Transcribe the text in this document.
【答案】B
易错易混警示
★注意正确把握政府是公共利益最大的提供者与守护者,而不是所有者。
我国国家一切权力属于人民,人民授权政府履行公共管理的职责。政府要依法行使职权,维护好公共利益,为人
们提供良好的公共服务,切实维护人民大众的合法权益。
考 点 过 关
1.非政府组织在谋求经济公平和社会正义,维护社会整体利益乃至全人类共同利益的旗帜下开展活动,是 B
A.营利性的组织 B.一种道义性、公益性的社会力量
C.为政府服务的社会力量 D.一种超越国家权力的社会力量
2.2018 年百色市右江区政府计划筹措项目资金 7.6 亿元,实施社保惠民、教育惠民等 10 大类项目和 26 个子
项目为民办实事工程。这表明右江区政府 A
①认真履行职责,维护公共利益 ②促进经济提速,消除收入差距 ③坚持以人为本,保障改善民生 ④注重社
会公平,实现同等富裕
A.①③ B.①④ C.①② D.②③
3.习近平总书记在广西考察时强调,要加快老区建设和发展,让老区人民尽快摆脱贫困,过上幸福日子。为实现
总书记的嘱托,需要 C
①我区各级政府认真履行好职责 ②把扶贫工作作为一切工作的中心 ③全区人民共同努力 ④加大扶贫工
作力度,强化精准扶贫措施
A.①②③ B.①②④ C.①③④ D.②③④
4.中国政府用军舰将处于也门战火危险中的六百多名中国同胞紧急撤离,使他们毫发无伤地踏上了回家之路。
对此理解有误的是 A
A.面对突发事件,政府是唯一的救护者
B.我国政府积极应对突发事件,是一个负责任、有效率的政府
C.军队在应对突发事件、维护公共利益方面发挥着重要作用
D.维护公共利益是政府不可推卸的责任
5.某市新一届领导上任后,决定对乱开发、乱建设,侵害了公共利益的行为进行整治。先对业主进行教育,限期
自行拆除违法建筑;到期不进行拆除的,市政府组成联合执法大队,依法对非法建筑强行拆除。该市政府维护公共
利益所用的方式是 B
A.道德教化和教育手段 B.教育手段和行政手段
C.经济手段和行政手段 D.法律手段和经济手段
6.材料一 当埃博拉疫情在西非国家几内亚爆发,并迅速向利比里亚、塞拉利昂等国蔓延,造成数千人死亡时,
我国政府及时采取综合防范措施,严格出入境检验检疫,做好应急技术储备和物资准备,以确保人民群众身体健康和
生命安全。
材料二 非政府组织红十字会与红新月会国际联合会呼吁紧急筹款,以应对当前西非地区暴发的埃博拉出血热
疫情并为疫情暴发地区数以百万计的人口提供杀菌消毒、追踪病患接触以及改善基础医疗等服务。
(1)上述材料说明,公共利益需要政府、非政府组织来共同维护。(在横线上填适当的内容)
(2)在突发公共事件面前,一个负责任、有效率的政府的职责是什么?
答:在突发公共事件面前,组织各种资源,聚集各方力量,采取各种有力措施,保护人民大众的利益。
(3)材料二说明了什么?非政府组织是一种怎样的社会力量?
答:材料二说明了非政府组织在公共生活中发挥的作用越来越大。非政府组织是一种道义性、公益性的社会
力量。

* _What the task requires_: Output the full listing exactly as it stands.

* _Exercise solution_:
Transcribe the text in this document.
【答案】B
易错易混警示
★注意正确把握政府是公共利益最大的提供者与守护者,而不是所有者。
我国国家一切权力属于人民,人民授权政府履行公共管理的职责。政府要依法行使职权,维护好公共利益,为人
们提供良好的公共服务,切实维护人民大众的合法权益。
考 点 过 关
1.非政府组织在谋求经济公平和社会正义,维护社会整体利益乃至全人类共同利益的旗帜下开展活动,是 B
A.营利性的组织 B.一种道义性、公益性的社会力量
C.为政府服务的社会力量 D.一种超越国家权力的社会力量
2.2018 年百色市右江区政府计划筹措项目资金 7.6 亿元,实施社保惠民、教育惠民等 10 大类项目和 26 个子
项目为民办实事工程。这表明右江区政府 A
①认真履行职责,维护公共利益 ②促进经济提速,消除收入差距 ③坚持以人为本,保障改善民生 ④注重社
会公平,实现同等富裕
A.①③ B.①④ C.①② D.②③
3.习近平总书记在广西考察时强调,要加快老区建设和发展,让老区人民尽快摆脱贫困,过上幸福日子。为实现
总书记的嘱托,需要 C
①我区各级政府认真履行好职责 ②把扶贫工作作为一切工作的中心 ③全区人民共同努力 ④加大扶贫工
作力度,强化精准扶贫措施
A.①②③ B.①②④ C.①③④ D.②③④
4.中国政府用军舰将处于也门战火危险中的六百多名中国同胞紧急撤离,使他们毫发无伤地踏上了回家之路。
对此理解有误的是 A
A.面对突发事件,政府是唯一的救护者
B.我国政府积极应对突发事件,是一个负责任、有效率的政府
C.军队在应对突发事件、维护公共利益方面发挥着重要作用
D.维护公共利益是政府不可推卸的责任
5.某市新一届领导上任后,决定对乱开发、乱建设,侵害了公共利益的行为进行整治。先对业主进行教育,限期
自行拆除违法建筑;到期不进行拆除的,市政府组成联合执法大队,依法对非法建筑强行拆除。该市政府维护公共
利益所用的方式是 B
A.道德教化和教育手段 B.教育手段和行政手段
C.经济手段和行政手段 D.法律手段和经济手段
6.材料一 当埃博拉疫情在西非国家几内亚爆发,并迅速向利比里亚、塞拉利昂等国蔓延,造成数千人死亡时,
我国政府及时采取综合防范措施,严格出入境检验检疫,做好应急技术储备和物资准备,以确保人民群众身体健康和
生命安全。
材料二 非政府组织红十字会与红新月会国际联合会呼吁紧急筹款,以应对当前西非地区暴发的埃博拉出血热
疫情并为疫情暴发地区数以百万计的人口提供杀菌消毒、追踪病患接触以及改善基础医疗等服务。
(1)上述材料说明,公共利益需要政府、非政府组织来共同维护。(在横线上填适当的内容)
(2)在突发公共事件面前,一个负责任、有效率的政府的职责是什么?
答:在突发公共事件面前,组织各种资源,聚集各方力量,采取各种有力措施,保护人民大众的利益。
(3)材料二说明了什么?非政府组织是一种怎样的社会力量?
答:材料二说明了非政府组织在公共生活中发挥的作用越来越大。非政府组织是一种道义性、公益性的社会
力量。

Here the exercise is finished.